> **TEXTE FOURNI**

Par Michèle Sabban, présidente de l’Assemblée des Régions d’Europe. L’ARE publie une enquête qui couvre 66 régions réparties dans 24 pays de la grande Europe, et qui milite pour un élargissement du champ de compétences des régions, accompagné d’incitations financières adaptées, qui leur permettrait de répondre aux défis énergétiques globaux en tirant le meilleur parti de leurs potentiels énergétiques locaux.
Les régions sont indéniablement les mieux placées pour valoriser les potentiels énergétiques locaux et mettre au point des solutions innovantes visant à répondre aux besoins de l’Europe en énergie tout en respectant l’environnement. Telles sont les premières conclusions d’une grande enquête menée auprès des régions d’Europe et révélées hier lors de l’Assemblée Générale de l’ARE (Assemblée des Régions d’Europe) à Belfort (Franche-Comté). Cette organisation constitue le plus vaste réseau des régions d’Europe.
Les premières conclusions de l’enquête confirment ce que l’ARE ne cesse d’affirmer depuis des années. Si on leur donne les compétences et les fonds nécessaires, les régions n’hésitent pas à relever les défis les plus exigeants auxquels l’Europe est confrontée. Lorsqu’il s’agit de tirer parti des ressources énergétiques locales, d’imaginer et expérimenter des solutions locales innovantes pour répondre aux besoins en énergie et de résoudre les problèmes environnementaux, la démarche la plus efficace consiste à ?penser global, agir local’. C’est l’essence même du principe de subsidiarité et c’est également ainsi que la politique européenne en matière d’énergie devrait fonctionner.
L’enquête de l’ARE menée auprès des régions a permis de constater que 91 % d’entre elles considèrent l’énergie comme l’une de leurs priorités-clés pour les 15 années à venir et que 75 % d’entre elles ont d’ores-et-déjà mis en place une stratégie énergétique. Ces stratégies comportent la plupart du temps un plan spécifique de développement des énergies renouvelables (ENR).
Les régions de France et de Hongrie regrettent cependant que l’exploitation des ENR soit entravée par le manque de compétences dans ce domaine. Ce constat revient souvent dans les conclusions de l’enquête : pour pouvoir relever concrètement les défis énergétiques auxquels l’Europe est confrontée, les régions doivent être dotées des moyens nécessaires, plutôt que freinées dans leur élan.
Les approches diversifiées et innovantes mises en place par les régions pour valoriser leurs potentiels énergétiques locaux illustrent parfaitement cette nécessité : en effet, celles qui sont dotées des attributions et du financement appropriés ont su tirer le meilleur parti de leurs atouts territoriaux. A titre d’exemple, l’enquête met en avant l’exploitation ou la valorisation des ressources suivantes : les déchets solides : Bruxelles (Belgique) et Gelderland (Pays-Bas) ; la force des vagues : Açores (Portugal) ; la neige : Västernorrland (Suède) ; la paille : Bornholm (Danemark) ; la « liqueur noire » (issue du processus de fabrication de la pâte à papier) en Finlande centrale ; l’énergie solaire dans les régions d’Autriche et d’Europe du Sud ; le bois-énergie : Ticino (Suisse) et dans les Balkans.

> **CONSIGNE**
Poursuivez le texte sur l'enquête de l'ARE consacrée à l'énergie dans les régions d'Europe, en enchaînant directement après sa dernière phrase.

> **LISTE**
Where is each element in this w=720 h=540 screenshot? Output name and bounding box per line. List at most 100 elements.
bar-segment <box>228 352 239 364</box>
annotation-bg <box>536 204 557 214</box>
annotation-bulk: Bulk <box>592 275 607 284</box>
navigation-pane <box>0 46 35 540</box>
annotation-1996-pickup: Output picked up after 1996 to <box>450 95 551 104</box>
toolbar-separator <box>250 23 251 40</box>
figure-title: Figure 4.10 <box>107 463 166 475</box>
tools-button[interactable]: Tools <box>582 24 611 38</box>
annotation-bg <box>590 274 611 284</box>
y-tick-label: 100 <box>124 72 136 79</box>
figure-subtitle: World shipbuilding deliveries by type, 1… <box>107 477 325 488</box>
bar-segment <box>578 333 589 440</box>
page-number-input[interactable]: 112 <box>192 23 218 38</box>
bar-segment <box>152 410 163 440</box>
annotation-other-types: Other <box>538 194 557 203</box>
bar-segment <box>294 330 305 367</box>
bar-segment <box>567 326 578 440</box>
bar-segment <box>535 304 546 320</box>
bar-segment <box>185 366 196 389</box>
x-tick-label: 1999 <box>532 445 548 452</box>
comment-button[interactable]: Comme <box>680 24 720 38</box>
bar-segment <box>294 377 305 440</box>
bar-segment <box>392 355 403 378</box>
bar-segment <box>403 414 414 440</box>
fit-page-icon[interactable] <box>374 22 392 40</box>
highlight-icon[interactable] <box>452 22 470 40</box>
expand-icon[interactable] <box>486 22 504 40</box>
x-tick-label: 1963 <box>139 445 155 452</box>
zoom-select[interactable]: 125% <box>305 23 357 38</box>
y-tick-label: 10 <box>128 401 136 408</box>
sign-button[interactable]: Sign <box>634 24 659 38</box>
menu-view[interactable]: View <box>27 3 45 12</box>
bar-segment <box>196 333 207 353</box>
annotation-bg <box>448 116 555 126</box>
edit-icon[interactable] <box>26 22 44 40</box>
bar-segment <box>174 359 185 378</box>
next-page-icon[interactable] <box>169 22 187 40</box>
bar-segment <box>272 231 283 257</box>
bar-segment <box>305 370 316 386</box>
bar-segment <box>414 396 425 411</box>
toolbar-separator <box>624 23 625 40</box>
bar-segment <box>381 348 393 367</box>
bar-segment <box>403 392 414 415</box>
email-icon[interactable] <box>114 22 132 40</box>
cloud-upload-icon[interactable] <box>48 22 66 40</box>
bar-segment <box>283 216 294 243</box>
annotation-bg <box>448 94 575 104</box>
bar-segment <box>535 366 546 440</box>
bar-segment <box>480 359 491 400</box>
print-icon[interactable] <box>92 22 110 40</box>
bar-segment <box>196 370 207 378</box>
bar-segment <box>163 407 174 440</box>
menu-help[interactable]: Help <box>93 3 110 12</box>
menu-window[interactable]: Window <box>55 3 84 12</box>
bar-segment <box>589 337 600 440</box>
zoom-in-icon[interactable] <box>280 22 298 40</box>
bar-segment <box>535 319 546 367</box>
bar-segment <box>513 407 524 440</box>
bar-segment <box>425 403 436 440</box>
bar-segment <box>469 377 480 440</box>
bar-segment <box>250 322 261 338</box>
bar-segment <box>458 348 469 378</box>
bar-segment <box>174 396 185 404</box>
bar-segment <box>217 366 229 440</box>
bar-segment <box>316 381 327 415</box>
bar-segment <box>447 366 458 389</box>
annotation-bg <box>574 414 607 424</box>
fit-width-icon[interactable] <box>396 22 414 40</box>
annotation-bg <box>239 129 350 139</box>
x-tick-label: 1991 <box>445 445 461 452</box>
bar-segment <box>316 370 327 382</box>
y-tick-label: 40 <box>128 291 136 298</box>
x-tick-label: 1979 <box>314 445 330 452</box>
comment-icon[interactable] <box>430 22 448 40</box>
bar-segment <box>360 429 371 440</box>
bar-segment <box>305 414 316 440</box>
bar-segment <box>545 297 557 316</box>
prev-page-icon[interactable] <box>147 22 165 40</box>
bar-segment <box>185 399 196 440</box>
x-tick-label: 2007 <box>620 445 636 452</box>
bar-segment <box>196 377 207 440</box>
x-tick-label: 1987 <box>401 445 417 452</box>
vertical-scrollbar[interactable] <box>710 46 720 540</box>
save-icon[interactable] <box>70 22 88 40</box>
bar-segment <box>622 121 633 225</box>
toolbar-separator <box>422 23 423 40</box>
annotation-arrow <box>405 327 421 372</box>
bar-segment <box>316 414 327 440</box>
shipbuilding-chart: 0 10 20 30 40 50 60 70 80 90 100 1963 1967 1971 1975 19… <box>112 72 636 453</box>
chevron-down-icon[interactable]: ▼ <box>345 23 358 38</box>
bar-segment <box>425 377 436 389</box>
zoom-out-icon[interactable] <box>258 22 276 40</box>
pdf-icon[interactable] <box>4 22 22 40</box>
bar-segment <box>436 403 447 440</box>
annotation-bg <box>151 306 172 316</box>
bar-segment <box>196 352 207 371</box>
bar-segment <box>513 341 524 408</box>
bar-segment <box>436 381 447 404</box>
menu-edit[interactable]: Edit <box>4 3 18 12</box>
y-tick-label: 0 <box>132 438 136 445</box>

> **RÉPONSE**
Plusieurs régions produisent de l’énergie à partir d’ENR dans des proportions supérieures à l’objectif de 20 % fixé par l’UE, tandis que ces mêmes sources d’énergie ont permis à certaines régions d’atteindre l’autonomie totale en matière de consommation électrique. Par exemple, de 88 à 100 % des besoins en électricité sont couverts par l’énergie hydraulique dans les régions de Maramures (Roumanie), Norrbotten (Suède), Oppland (Norvège) et Trento (Italie).
Les initiatives en matière d’énergies renouvelables ne peuvent se faire qu’avec un soutien politique et des mesures d’incitations financières de la part des décideurs nationaux et européens. Par exemple, l’Union Européenne pourrait faire plus en matière de promotion des énergies renouvelables à base de bois. Nous avons tant de régions forestières, et pourtant le bois-énergie ne représente que 3 % de la production totale de l’UE. Les régions les moins développées, en particulier, ont besoin de soutiens financiers pour exploiter ces ressources.
A ce sujet, les réponses à l’enquête de l’ARE montrent que le manque de visibilité des instruments financiers prévus par l’UE bride les politiques et l’exploitation efficace du potentiel des régions en matière énergétique. Alors que 24 % des régions interrogées ont désormais recours aux programmes européens de coopération territoriale financés par le FEDER (Fonds européen de développement régional), très rares sont celles qui utilisent les prêts de la Banque Européenne d’Investissement ou le soutien de l’UE aux programmes d’éducation pour la jeunesse faisant la promotion des énergies renouvelables. Ceci souligne la nécessité grandissante de simplifier les procédures de l’UE, une cause pour laquelle l’ARE s’engage pleinement.
S’agissant de l’utilisation intelligente de l’énergie, l’enquête a révélé que 40 % des régions utilisent d’ores et déjà des technologies de réseaux intelligents (dites « smart grid »). Si ce chiffre est encourageant, il montre également que des mesures d’incitation supplémentaires sont nécessaires afin d’aider les régions à améliorer leur efficacité énergétique dans le but de s’aligner sur les objectifs 20/20/20 de l’UE.
98 % des régions interrogées sont convaincues de pouvoir jouer un rôle positif dans la lutte contre le changement climatique. Mais les gouvernements nationaux et l’UE doivent leur fournir les armes nécessaires pour qu’elles puissent partir au combat.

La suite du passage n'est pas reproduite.